** START Data extract **

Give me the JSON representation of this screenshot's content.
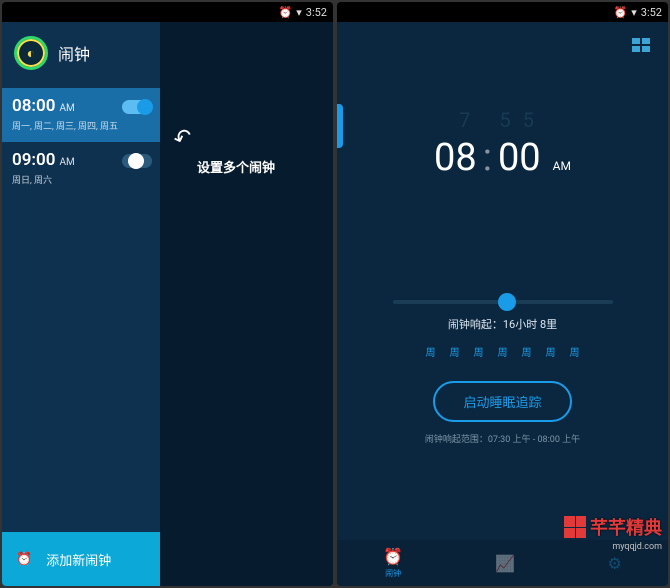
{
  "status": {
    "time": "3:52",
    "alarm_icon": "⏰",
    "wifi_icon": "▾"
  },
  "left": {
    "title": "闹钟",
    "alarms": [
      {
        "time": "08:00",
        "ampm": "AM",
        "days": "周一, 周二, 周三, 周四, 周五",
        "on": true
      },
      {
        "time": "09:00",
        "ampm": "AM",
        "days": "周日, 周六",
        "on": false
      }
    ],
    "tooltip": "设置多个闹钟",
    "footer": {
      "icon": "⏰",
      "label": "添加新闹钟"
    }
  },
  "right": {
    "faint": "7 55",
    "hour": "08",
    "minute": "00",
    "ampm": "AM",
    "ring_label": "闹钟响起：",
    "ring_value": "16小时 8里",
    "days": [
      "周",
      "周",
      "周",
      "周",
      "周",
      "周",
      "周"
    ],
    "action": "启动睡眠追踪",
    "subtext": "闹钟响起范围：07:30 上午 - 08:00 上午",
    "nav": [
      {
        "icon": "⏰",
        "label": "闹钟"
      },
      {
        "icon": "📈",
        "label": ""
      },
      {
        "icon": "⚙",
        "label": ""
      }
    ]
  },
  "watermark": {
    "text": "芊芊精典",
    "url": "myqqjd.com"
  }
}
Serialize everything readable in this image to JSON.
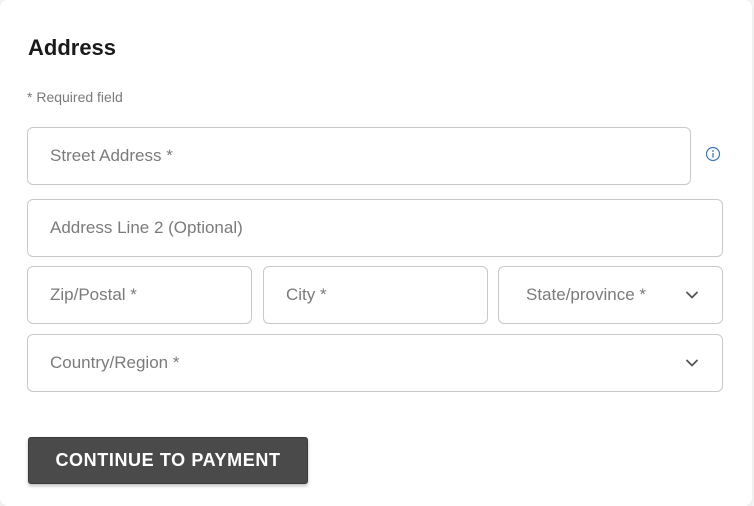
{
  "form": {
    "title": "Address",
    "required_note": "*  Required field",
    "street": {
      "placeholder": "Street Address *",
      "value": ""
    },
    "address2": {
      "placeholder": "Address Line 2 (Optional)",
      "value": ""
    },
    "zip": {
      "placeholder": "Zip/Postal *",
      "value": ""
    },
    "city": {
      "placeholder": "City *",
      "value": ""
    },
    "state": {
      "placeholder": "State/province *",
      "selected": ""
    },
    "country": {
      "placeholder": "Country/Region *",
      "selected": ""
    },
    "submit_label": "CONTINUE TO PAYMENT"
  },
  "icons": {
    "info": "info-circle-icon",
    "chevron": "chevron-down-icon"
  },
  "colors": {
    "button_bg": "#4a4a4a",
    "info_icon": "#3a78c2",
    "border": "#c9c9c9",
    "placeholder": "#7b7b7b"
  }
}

** END Data extract **

> Required work
Copy each line above that contains the word "this".

> Result of the exercise
Give me the JSON representation of this screenshot's content.
Serialize everything readable in this image to JSON.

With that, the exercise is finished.